## Extrait à lire
*****

En s’autoproclamant seul gouvernant de la Libye, Khalifa Haftar révèle en réalité le peu d’options dont il dispose depuis le retournement de la situation militaire en faveur du GNA.
(Depuis la rédaction de cet article, le 4 mai 2020, la situation sur le terrain en Libye et les alliances régionales ont changé, selon les dernières informations.)
Introduction
Un an après le début de l’offensive contre la capitale libyenne lancée le 4 avril 2019 et alors que la situation militaire s’est retournée au profit du gouvernement d’union nationale (GNA) dirigé par Fayez al-Sarraj à Tripoli, Khalifa Haftar a annoncé le 27 avril 2020, sur une chaîne de télévision qui lui est affiliée, qu’il ne reconnaissait plus l’Accord de Skhirat (2015). Après avoir demandé un « mandat populaire » pour gérer les affaires du pays, il a affirmé qu’il se rangeait, selon ses termes, à la « volonté populaire » de voir « l’institution militaire » assumer le pouvoir et qu’il le ferait selon une déclaration constitutionnelle qui serait bientôt promulguée par l’Armée nationale libyenne (ANL).

*****

(Lignes d’un jeu de données de mise en page)
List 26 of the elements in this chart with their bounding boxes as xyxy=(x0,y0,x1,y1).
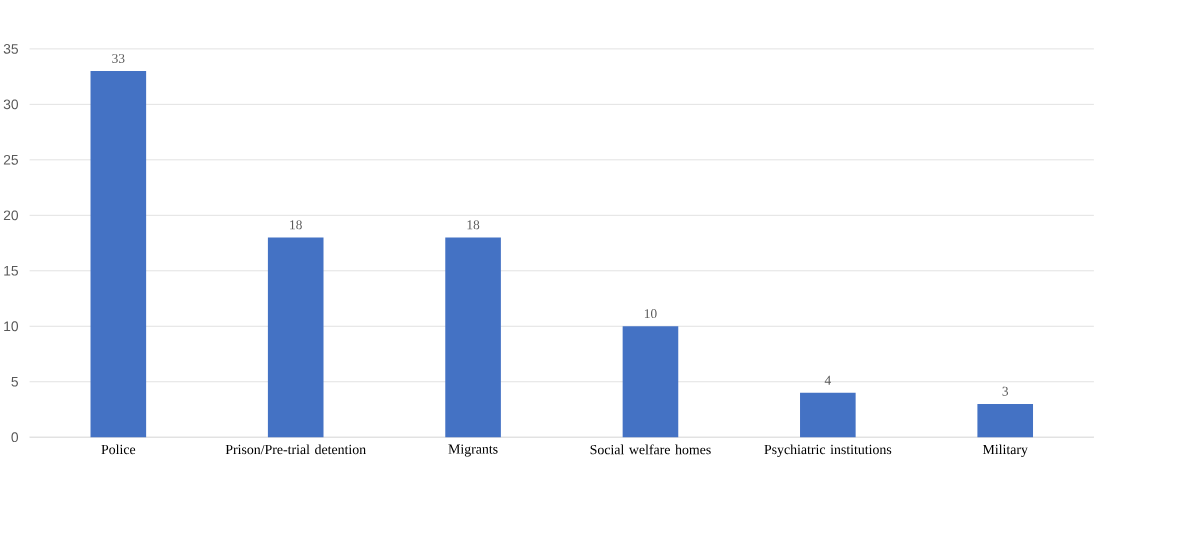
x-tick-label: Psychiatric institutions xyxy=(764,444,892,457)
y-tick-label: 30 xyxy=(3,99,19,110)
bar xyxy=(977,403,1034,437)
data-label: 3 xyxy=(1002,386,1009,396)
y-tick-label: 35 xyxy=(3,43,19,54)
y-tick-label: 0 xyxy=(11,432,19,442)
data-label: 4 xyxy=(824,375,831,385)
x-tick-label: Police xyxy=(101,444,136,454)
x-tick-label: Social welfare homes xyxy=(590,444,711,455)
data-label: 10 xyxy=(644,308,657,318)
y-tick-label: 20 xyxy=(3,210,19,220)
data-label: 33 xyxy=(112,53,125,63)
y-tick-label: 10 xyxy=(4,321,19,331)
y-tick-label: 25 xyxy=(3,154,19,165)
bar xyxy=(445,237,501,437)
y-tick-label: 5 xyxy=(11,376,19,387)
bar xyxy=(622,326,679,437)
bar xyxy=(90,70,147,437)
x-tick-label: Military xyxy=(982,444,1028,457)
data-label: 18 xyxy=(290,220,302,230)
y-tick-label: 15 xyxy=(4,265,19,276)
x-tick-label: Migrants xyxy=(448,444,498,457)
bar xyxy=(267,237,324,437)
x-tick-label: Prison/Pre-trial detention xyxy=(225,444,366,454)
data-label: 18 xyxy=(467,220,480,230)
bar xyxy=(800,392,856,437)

*****

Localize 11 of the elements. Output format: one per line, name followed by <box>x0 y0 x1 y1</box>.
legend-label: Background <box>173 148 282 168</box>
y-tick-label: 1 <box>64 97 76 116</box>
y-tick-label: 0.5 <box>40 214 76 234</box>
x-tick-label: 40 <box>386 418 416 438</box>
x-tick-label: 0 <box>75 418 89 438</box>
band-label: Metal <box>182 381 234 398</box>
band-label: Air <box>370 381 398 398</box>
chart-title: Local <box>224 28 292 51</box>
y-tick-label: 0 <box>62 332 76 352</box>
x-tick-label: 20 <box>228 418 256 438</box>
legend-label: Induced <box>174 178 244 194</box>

*****

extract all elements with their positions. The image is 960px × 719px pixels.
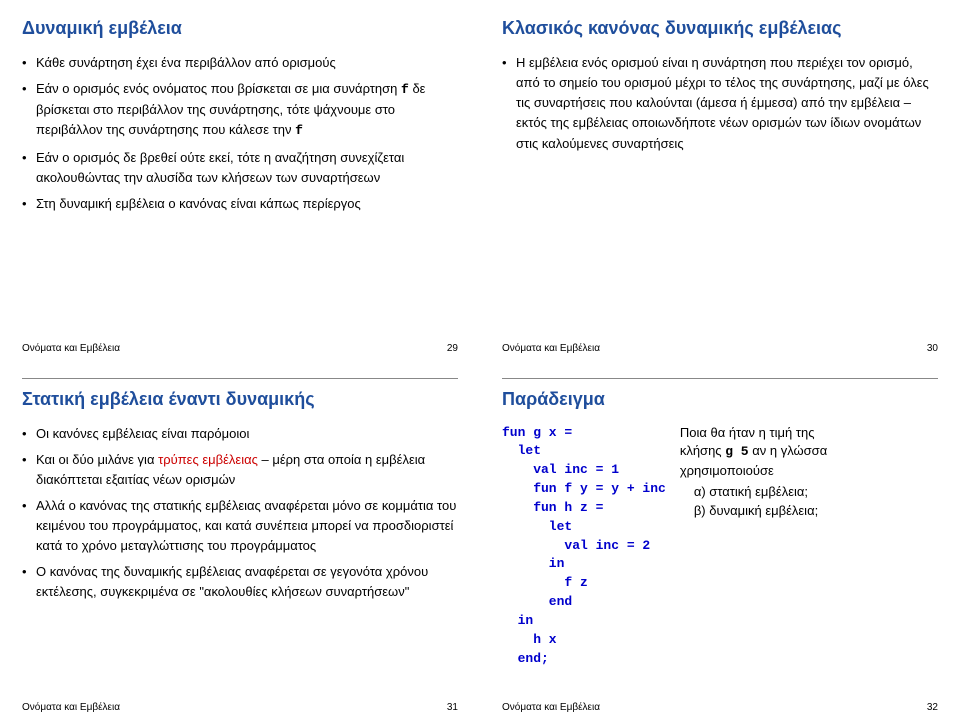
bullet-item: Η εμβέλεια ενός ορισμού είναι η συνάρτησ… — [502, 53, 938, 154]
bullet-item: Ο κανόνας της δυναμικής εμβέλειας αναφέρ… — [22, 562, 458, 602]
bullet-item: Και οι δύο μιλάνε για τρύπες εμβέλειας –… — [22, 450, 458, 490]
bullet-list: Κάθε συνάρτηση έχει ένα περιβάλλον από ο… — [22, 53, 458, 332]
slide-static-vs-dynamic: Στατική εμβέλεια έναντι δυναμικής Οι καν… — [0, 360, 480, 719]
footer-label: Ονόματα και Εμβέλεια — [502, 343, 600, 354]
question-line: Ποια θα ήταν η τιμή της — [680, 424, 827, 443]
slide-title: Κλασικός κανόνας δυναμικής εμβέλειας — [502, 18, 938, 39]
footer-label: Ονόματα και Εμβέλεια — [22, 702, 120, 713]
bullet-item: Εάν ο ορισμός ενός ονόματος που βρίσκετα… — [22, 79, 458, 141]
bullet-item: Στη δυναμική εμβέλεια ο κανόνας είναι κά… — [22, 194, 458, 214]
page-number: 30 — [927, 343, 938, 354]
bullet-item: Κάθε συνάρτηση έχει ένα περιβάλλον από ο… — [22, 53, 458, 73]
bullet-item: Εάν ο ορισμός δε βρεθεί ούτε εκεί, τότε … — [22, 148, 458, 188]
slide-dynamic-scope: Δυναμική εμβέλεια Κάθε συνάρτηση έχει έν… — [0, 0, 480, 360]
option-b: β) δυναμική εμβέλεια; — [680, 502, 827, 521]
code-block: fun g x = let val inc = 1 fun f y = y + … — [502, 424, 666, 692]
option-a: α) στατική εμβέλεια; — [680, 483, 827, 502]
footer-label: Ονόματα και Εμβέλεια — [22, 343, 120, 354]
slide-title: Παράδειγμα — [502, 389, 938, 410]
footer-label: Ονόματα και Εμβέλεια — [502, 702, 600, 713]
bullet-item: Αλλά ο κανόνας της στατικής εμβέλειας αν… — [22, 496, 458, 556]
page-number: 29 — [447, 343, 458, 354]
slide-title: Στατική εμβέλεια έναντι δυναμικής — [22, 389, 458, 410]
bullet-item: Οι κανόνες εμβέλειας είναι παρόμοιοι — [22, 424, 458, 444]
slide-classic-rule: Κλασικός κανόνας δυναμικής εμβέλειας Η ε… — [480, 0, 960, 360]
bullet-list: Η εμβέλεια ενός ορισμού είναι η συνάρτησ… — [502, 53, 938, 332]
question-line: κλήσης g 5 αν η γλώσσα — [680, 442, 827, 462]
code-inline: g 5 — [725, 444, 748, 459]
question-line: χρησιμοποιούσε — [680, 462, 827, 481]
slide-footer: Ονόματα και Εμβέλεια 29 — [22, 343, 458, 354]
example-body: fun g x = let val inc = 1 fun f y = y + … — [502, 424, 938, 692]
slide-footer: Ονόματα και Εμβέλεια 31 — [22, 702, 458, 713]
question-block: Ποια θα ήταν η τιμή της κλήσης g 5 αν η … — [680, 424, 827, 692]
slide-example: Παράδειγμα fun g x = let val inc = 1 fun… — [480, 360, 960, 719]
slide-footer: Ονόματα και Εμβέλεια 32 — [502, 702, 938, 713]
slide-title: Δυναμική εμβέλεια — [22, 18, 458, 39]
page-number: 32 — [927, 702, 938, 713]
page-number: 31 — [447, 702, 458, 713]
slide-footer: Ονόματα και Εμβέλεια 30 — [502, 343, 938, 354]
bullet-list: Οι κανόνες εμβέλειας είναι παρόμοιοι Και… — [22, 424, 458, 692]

*****

## Exercice proposé 1
Citez sans rien modifier le passage de l’extrait consacré à Khalifa Haftar qui débute aux mots « En s’autoproclamant seul » et se termine après « les dernières informations.) ».
## Exercice proposé 2
Condensez sous forme de liste le paragraphe de l’extrait consacré à Khalifa Haftar qui s’ouvre sur « Un an après le début de l’offensive », sans perdre ses faits essentiels.
Pour répondre, appuyez-vous uniquement sur l’extrait consacré à Khalifa Haftar.

## Corrigé détaillé 1
En s’autoproclamant seul gouvernant de la Libye, Khalifa Haftar révèle en réalité le peu d’options dont il dispose depuis le retournement de la situation militaire en faveur du GNA.
(Depuis la rédaction de cet article, le 4 mai 2020, la situation sur le terrain en Libye et les alliances régionales ont changé, selon les dernières informations.)

## Corrigé détaillé 2
- Le 4 avril 2019 est lancée une offensive contre la capitale libyenne.
- Un an plus tard, la situation militaire s’est retournée au profit du gouvernement d’union nationale (GNA), dirigé par Fayez al-Sarraj à Tripoli.
- Le 27 avril 2020, sur une chaîne de télévision qui lui est affiliée, Khalifa Haftar annonce qu’il ne reconnaît plus l’Accord de Skhirat (2015).
- Après avoir demandé un « mandat populaire » pour gérer les affaires du pays, il déclare se ranger à la « volonté populaire » de voir « l’institution militaire » assumer le pouvoir.
- Il affirme qu’il le fera selon une déclaration constitutionnelle que l’Armée nationale libyenne (ANL) doit bientôt promulguer.